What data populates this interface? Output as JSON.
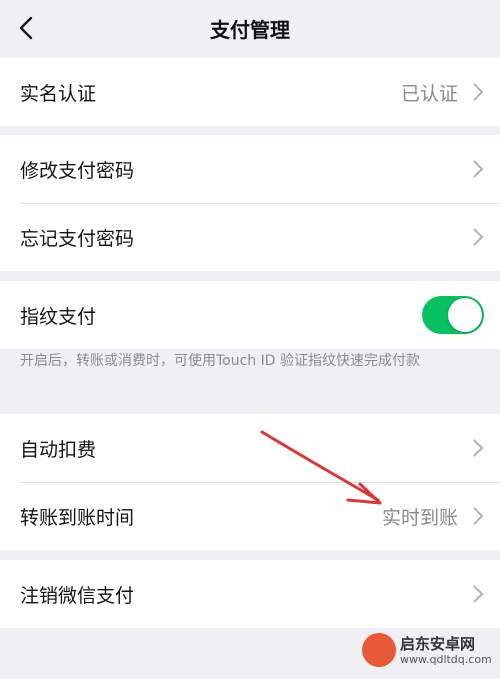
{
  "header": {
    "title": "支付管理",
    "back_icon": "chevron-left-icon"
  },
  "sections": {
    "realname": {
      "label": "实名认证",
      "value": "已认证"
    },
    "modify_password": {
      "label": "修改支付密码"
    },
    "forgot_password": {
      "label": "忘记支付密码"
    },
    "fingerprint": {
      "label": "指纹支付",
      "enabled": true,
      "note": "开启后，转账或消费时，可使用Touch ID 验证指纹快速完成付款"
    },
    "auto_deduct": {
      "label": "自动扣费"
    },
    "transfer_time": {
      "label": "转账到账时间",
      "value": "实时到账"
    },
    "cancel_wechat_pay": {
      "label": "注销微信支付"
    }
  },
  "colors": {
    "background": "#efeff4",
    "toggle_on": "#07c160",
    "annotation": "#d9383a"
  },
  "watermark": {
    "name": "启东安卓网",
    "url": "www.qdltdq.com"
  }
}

---------------

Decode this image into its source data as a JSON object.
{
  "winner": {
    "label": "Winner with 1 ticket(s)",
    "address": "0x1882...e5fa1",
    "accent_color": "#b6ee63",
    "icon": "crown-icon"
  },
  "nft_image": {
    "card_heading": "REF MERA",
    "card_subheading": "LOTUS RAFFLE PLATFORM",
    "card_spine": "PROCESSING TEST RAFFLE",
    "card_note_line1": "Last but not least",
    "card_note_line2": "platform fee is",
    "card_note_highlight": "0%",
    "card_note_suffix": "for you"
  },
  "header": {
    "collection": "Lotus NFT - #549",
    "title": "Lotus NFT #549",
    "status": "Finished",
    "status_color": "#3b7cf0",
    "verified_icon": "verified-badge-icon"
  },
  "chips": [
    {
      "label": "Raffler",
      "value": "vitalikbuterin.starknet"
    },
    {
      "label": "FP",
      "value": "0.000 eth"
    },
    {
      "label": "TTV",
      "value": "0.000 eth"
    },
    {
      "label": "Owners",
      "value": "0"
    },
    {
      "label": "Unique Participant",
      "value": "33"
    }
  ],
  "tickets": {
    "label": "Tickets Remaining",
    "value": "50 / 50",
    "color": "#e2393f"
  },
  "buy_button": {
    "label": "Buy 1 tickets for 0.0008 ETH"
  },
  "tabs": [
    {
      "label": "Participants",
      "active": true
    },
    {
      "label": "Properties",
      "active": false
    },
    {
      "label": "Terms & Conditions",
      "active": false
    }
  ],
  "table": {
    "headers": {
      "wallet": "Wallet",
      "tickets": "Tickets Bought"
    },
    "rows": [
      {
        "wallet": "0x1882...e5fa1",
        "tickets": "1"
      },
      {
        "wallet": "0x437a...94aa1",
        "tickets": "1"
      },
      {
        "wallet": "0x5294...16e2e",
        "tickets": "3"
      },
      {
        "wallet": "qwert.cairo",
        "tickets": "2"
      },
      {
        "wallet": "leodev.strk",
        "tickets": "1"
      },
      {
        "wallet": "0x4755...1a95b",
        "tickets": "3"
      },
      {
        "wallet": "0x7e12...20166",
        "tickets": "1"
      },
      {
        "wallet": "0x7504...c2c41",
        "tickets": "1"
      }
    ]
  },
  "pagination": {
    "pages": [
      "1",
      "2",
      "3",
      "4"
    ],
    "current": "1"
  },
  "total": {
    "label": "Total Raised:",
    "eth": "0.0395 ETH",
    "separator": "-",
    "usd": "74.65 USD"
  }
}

---------------

Your goal: Return from the data every line that holds "this".

The output:
What data populates this interface? Output as JSON.
Decode this image into its source data as a JSON object.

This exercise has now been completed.